Pictures do not belong in the copy. Return all of the entries exactly.

## MATERIAL FOR THIS TASK
BEGIN
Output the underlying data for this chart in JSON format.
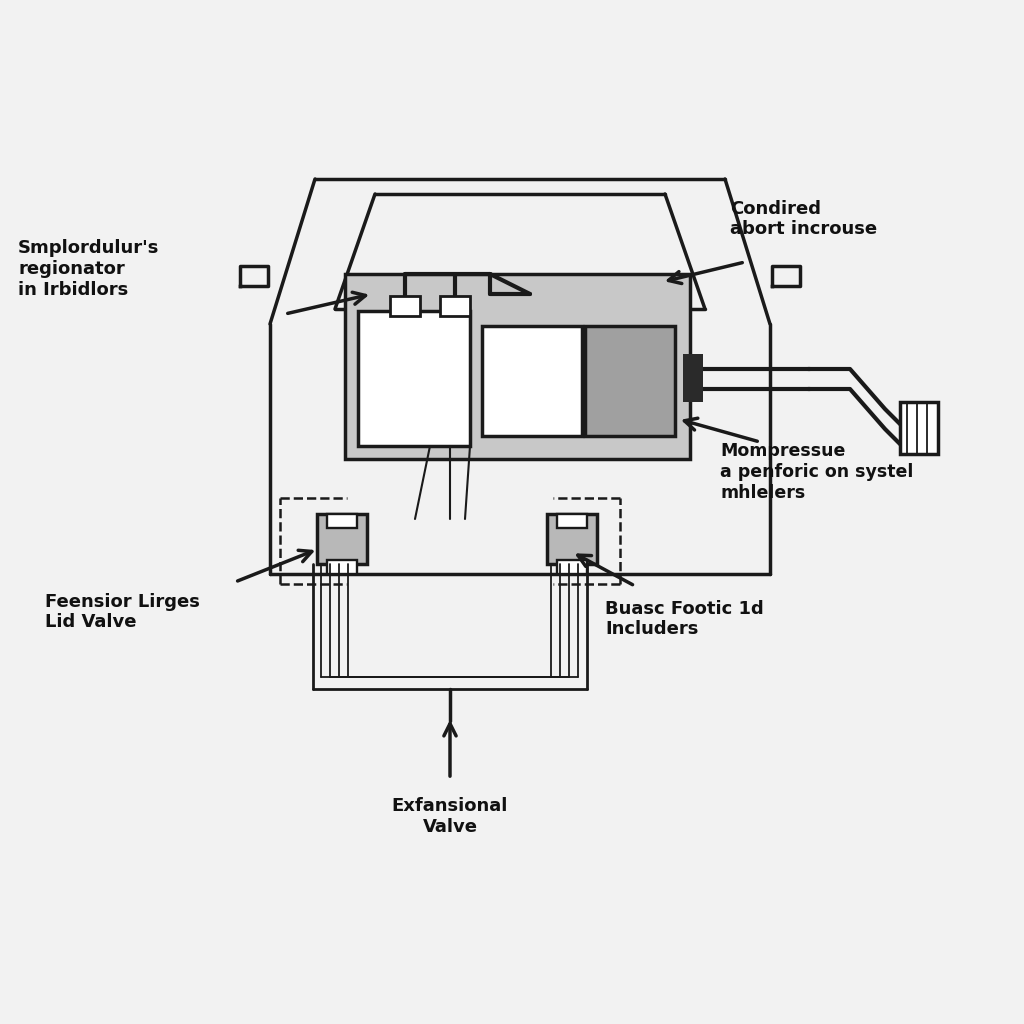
{
  "bg_color": "#f2f2f2",
  "line_color": "#1a1a1a",
  "lw": 2.5,
  "labels": {
    "top_left": "Smplordulur's\nregionator\nin Irbidlors",
    "top_right": "Condired\nabort incrouse",
    "mid_right": "Mompressue\na penforic on systel\nmhlelers",
    "bot_left": "Feensior Lirges\nLid Valve",
    "bot_right": "Buasc Footic 1d\nIncluders",
    "bot_center": "Exfansional\nValve"
  },
  "label_fontsize": 13,
  "label_fontweight": "bold"
}
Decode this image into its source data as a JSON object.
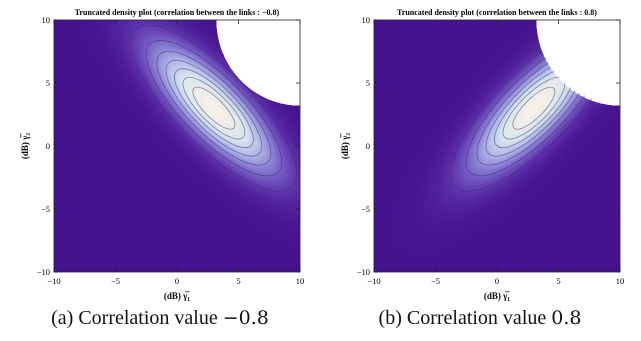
END
## WRITTEN ANSWER
Output the underlying data for this chart in JSON format.
{
  "bg_color": "#f2f2f2",
  "line_color": "#1a1a1a",
  "lw": 2.5,
  "labels": {
    "top_left": "Smplordulur's\nregionator\nin Irbidlors",
    "top_right": "Condired\nabort incrouse",
    "mid_right": "Mompressue\na penforic on systel\nmhlelers",
    "bot_left": "Feensior Lirges\nLid Valve",
    "bot_right": "Buasc Footic 1d\nIncluders",
    "bot_center": "Exfansional\nValve"
  },
  "label_fontsize": 13,
  "label_fontweight": "bold"
}
Decode this image into its source data as a JSON object.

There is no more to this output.